▶ [Task]:
Skip the pictures and repeat each line of the data exactly.

[BEGIN]

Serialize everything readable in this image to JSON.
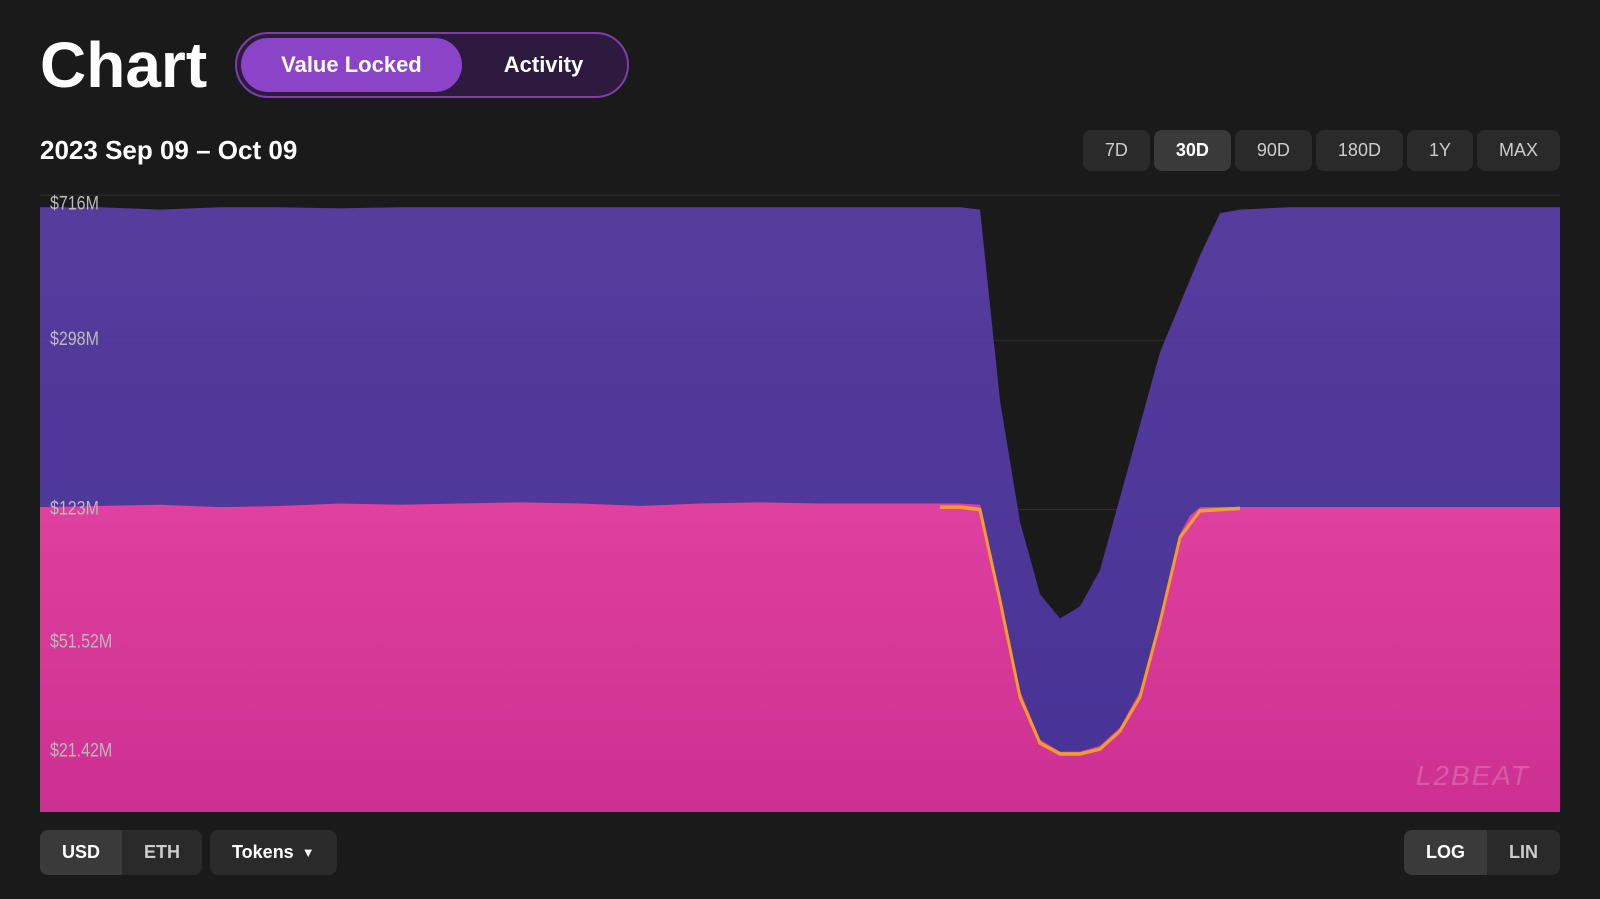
{
  "header": {
    "title": "Chart",
    "tabs": [
      {
        "id": "value-locked",
        "label": "Value Locked",
        "active": true
      },
      {
        "id": "activity",
        "label": "Activity",
        "active": false
      }
    ]
  },
  "dateRange": {
    "label": "2023 Sep 09 – Oct 09"
  },
  "rangeButtons": [
    {
      "id": "7d",
      "label": "7D",
      "active": false
    },
    {
      "id": "30d",
      "label": "30D",
      "active": true
    },
    {
      "id": "90d",
      "label": "90D",
      "active": false
    },
    {
      "id": "180d",
      "label": "180D",
      "active": false
    },
    {
      "id": "1y",
      "label": "1Y",
      "active": false
    },
    {
      "id": "max",
      "label": "MAX",
      "active": false
    }
  ],
  "yAxisLabels": [
    "$716M",
    "$298M",
    "$123M",
    "$51.52M",
    "$21.42M"
  ],
  "watermark": "L2BEAT",
  "bottomControls": {
    "currencyButtons": [
      {
        "id": "usd",
        "label": "USD",
        "active": true
      },
      {
        "id": "eth",
        "label": "ETH",
        "active": false
      }
    ],
    "tokensButton": {
      "label": "Tokens",
      "chevron": "▼"
    },
    "scaleButtons": [
      {
        "id": "log",
        "label": "LOG",
        "active": true
      },
      {
        "id": "lin",
        "label": "LIN",
        "active": false
      }
    ]
  }
}
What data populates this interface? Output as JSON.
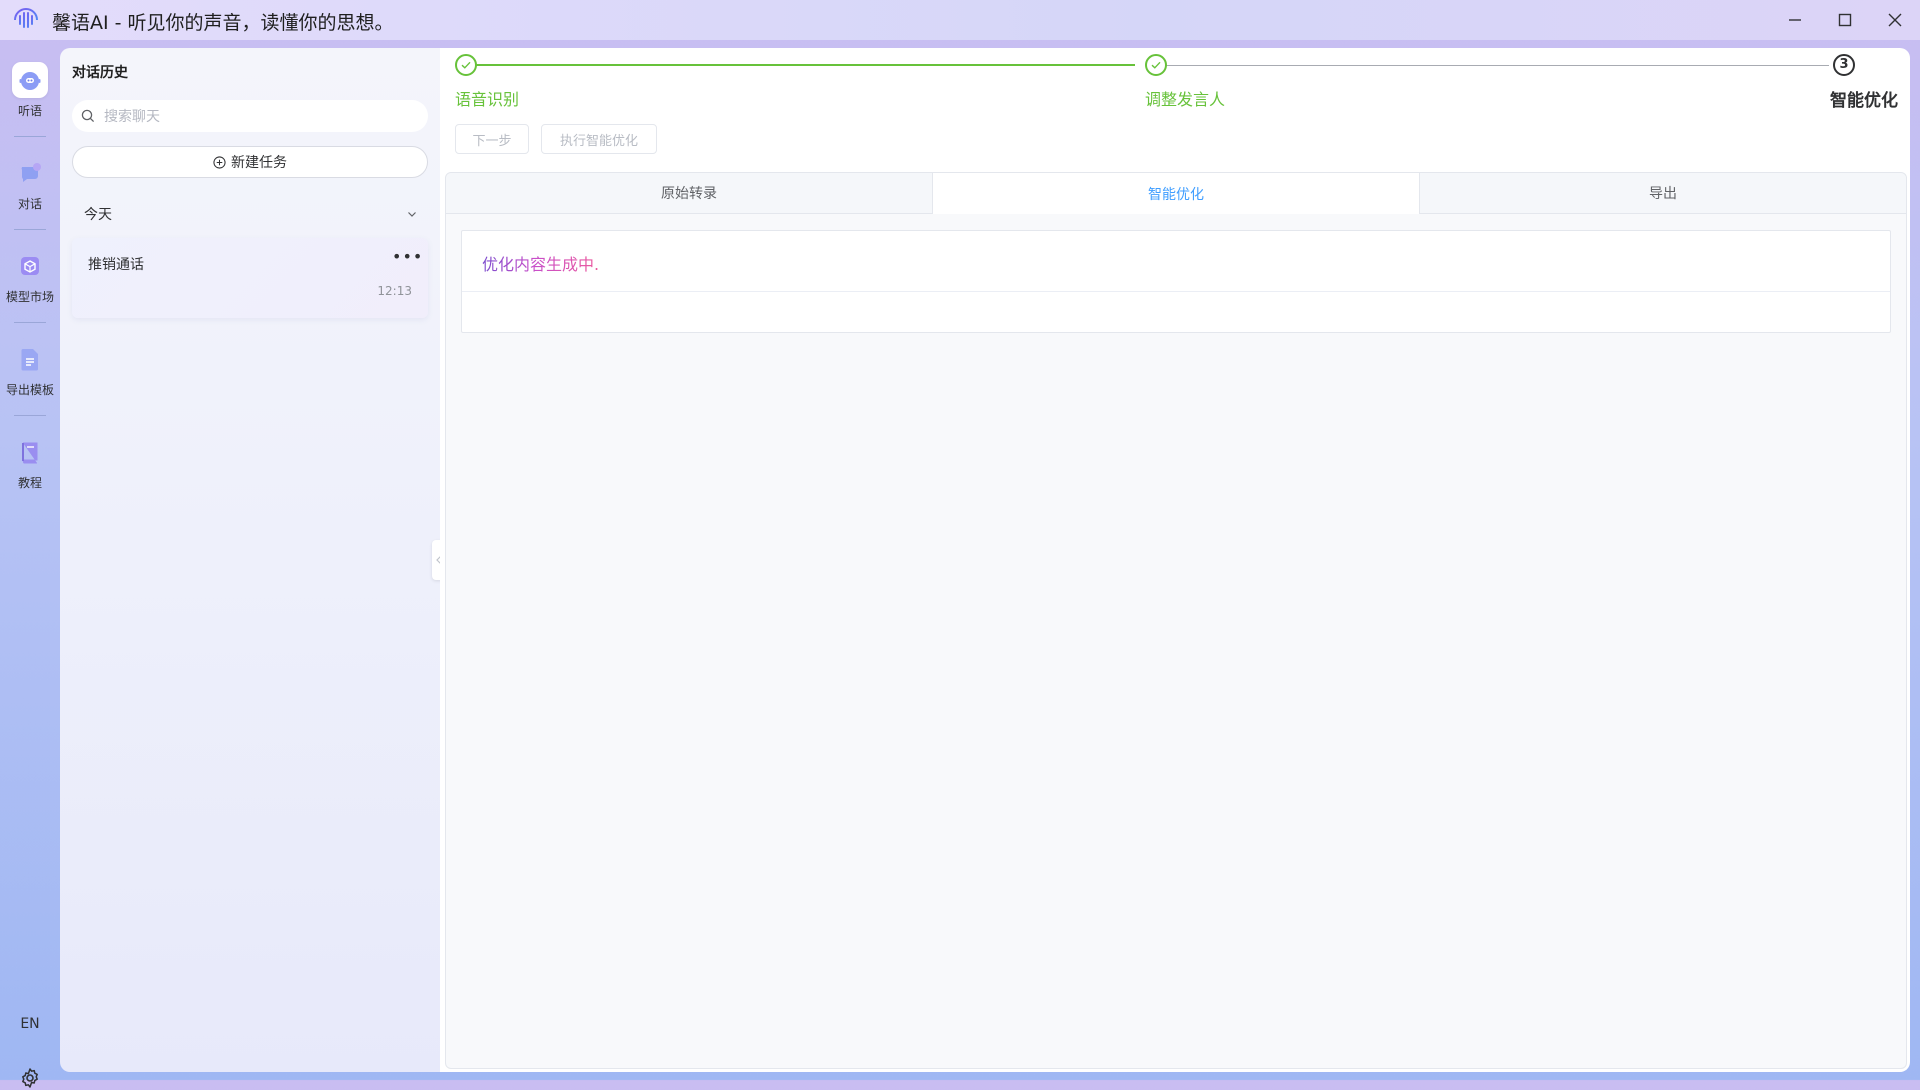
{
  "window": {
    "title": "馨语AI - 听见你的声音，读懂你的思想。"
  },
  "nav": {
    "items": [
      {
        "label": "听语",
        "icon": "robot-icon"
      },
      {
        "label": "对话",
        "icon": "chat-bubble-icon"
      },
      {
        "label": "模型市场",
        "icon": "cube-icon"
      },
      {
        "label": "导出模板",
        "icon": "document-icon"
      },
      {
        "label": "教程",
        "icon": "book-icon"
      }
    ],
    "language": "EN",
    "accent": "#7b8ff0"
  },
  "history": {
    "title": "对话历史",
    "search_placeholder": "搜索聊天",
    "new_task": "新建任务",
    "groups": [
      {
        "label": "今天",
        "items": [
          {
            "title": "推销通话",
            "time": "12:13"
          }
        ]
      }
    ]
  },
  "steps": [
    {
      "label": "语音识别",
      "status": "done"
    },
    {
      "label": "调整发言人",
      "status": "done"
    },
    {
      "label": "智能优化",
      "status": "current",
      "number": "3"
    }
  ],
  "actions": {
    "next": "下一步",
    "optimize": "执行智能优化"
  },
  "tabs": [
    {
      "label": "原始转录",
      "active": false
    },
    {
      "label": "智能优化",
      "active": true
    },
    {
      "label": "导出",
      "active": false
    }
  ],
  "content": {
    "status": "优化内容生成中."
  },
  "colors": {
    "success": "#67c23a",
    "primary": "#409eff",
    "status_gradient_start": "#7c4dce",
    "status_gradient_end": "#ec5a9d"
  }
}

[END]

▶ [Answer to this problem]:
Serialize everything readable in this image to JSON.
{
  "header": {
    "title": "Chart",
    "tabs": [
      {
        "id": "value-locked",
        "label": "Value Locked",
        "active": true
      },
      {
        "id": "activity",
        "label": "Activity",
        "active": false
      }
    ]
  },
  "dateRange": {
    "label": "2023 Sep 09 – Oct 09"
  },
  "rangeButtons": [
    {
      "id": "7d",
      "label": "7D",
      "active": false
    },
    {
      "id": "30d",
      "label": "30D",
      "active": true
    },
    {
      "id": "90d",
      "label": "90D",
      "active": false
    },
    {
      "id": "180d",
      "label": "180D",
      "active": false
    },
    {
      "id": "1y",
      "label": "1Y",
      "active": false
    },
    {
      "id": "max",
      "label": "MAX",
      "active": false
    }
  ],
  "yAxisLabels": [
    "$716M",
    "$298M",
    "$123M",
    "$51.52M",
    "$21.42M"
  ],
  "watermark": "L2BEAT",
  "bottomControls": {
    "currencyButtons": [
      {
        "id": "usd",
        "label": "USD",
        "active": true
      },
      {
        "id": "eth",
        "label": "ETH",
        "active": false
      }
    ],
    "tokensButton": {
      "label": "Tokens",
      "chevron": "▼"
    },
    "scaleButtons": [
      {
        "id": "log",
        "label": "LOG",
        "active": true
      },
      {
        "id": "lin",
        "label": "LIN",
        "active": false
      }
    ]
  }
}
What data populates this interface? Output as JSON.
{
  "window": {
    "title": "馨语AI - 听见你的声音，读懂你的思想。"
  },
  "nav": {
    "items": [
      {
        "label": "听语",
        "icon": "robot-icon"
      },
      {
        "label": "对话",
        "icon": "chat-bubble-icon"
      },
      {
        "label": "模型市场",
        "icon": "cube-icon"
      },
      {
        "label": "导出模板",
        "icon": "document-icon"
      },
      {
        "label": "教程",
        "icon": "book-icon"
      }
    ],
    "language": "EN",
    "accent": "#7b8ff0"
  },
  "history": {
    "title": "对话历史",
    "search_placeholder": "搜索聊天",
    "new_task": "新建任务",
    "groups": [
      {
        "label": "今天",
        "items": [
          {
            "title": "推销通话",
            "time": "12:13"
          }
        ]
      }
    ]
  },
  "steps": [
    {
      "label": "语音识别",
      "status": "done"
    },
    {
      "label": "调整发言人",
      "status": "done"
    },
    {
      "label": "智能优化",
      "status": "current",
      "number": "3"
    }
  ],
  "actions": {
    "next": "下一步",
    "optimize": "执行智能优化"
  },
  "tabs": [
    {
      "label": "原始转录",
      "active": false
    },
    {
      "label": "智能优化",
      "active": true
    },
    {
      "label": "导出",
      "active": false
    }
  ],
  "content": {
    "status": "优化内容生成中."
  },
  "colors": {
    "success": "#67c23a",
    "primary": "#409eff",
    "status_gradient_start": "#7c4dce",
    "status_gradient_end": "#ec5a9d"
  }
}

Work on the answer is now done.